## SHORT PROBLEM
Pictures stay out of the copy; set down each line of the listing below exactly.

## MATERIALS PROVIDED
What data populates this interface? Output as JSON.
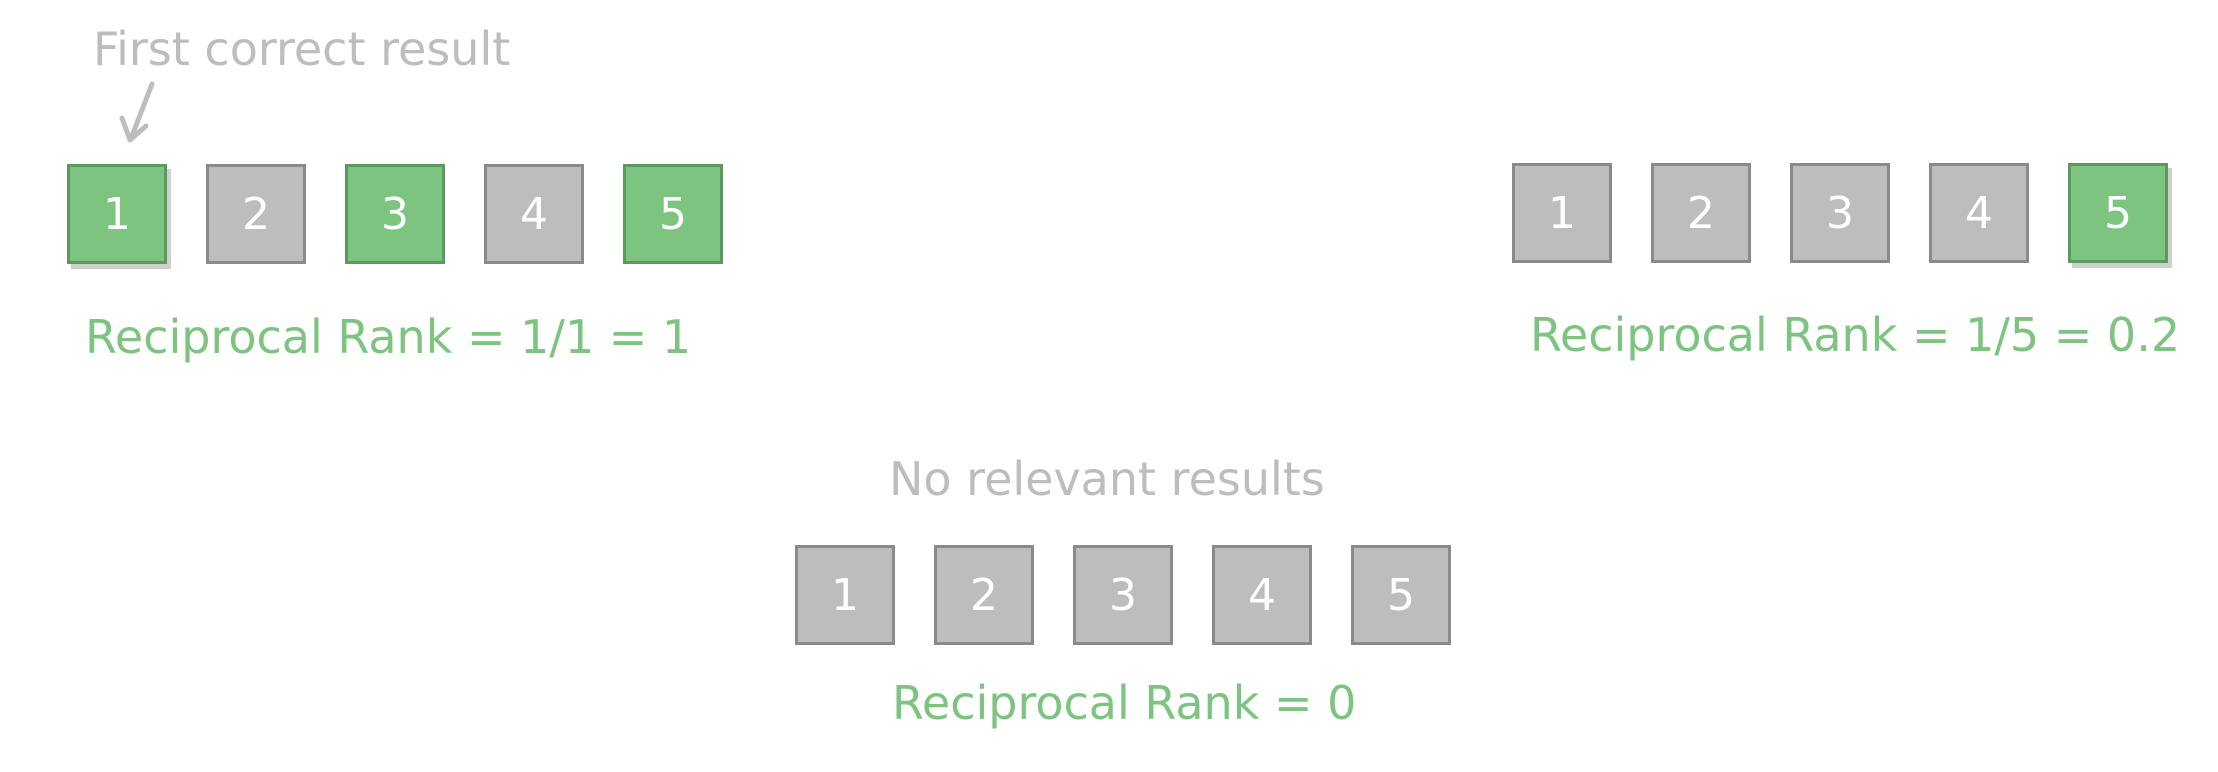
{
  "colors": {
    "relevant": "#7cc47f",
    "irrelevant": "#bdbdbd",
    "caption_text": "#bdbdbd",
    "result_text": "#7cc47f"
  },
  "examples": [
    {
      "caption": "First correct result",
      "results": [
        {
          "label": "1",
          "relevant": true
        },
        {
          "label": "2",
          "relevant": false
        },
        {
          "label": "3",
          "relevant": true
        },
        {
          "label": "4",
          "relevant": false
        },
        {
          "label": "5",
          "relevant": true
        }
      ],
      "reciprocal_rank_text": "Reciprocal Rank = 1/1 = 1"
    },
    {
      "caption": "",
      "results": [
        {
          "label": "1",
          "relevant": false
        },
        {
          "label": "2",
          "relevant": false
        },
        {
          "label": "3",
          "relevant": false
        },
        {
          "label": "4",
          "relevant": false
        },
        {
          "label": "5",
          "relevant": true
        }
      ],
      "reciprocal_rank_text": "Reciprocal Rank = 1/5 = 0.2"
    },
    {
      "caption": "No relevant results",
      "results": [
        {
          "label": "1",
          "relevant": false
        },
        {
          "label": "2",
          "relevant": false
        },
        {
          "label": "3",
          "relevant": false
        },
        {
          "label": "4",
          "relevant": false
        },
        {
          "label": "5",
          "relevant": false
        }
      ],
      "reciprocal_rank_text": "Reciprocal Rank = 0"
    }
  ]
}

## EXERCISE ANSWER
What data populates this interface? Output as JSON.
{
  "colors": {
    "relevant": "#7cc47f",
    "irrelevant": "#bdbdbd",
    "caption_text": "#bdbdbd",
    "result_text": "#7cc47f"
  },
  "examples": [
    {
      "caption": "First correct result",
      "results": [
        {
          "label": "1",
          "relevant": true
        },
        {
          "label": "2",
          "relevant": false
        },
        {
          "label": "3",
          "relevant": true
        },
        {
          "label": "4",
          "relevant": false
        },
        {
          "label": "5",
          "relevant": true
        }
      ],
      "reciprocal_rank_text": "Reciprocal Rank = 1/1 = 1"
    },
    {
      "caption": "",
      "results": [
        {
          "label": "1",
          "relevant": false
        },
        {
          "label": "2",
          "relevant": false
        },
        {
          "label": "3",
          "relevant": false
        },
        {
          "label": "4",
          "relevant": false
        },
        {
          "label": "5",
          "relevant": true
        }
      ],
      "reciprocal_rank_text": "Reciprocal Rank = 1/5 = 0.2"
    },
    {
      "caption": "No relevant results",
      "results": [
        {
          "label": "1",
          "relevant": false
        },
        {
          "label": "2",
          "relevant": false
        },
        {
          "label": "3",
          "relevant": false
        },
        {
          "label": "4",
          "relevant": false
        },
        {
          "label": "5",
          "relevant": false
        }
      ],
      "reciprocal_rank_text": "Reciprocal Rank = 0"
    }
  ]
}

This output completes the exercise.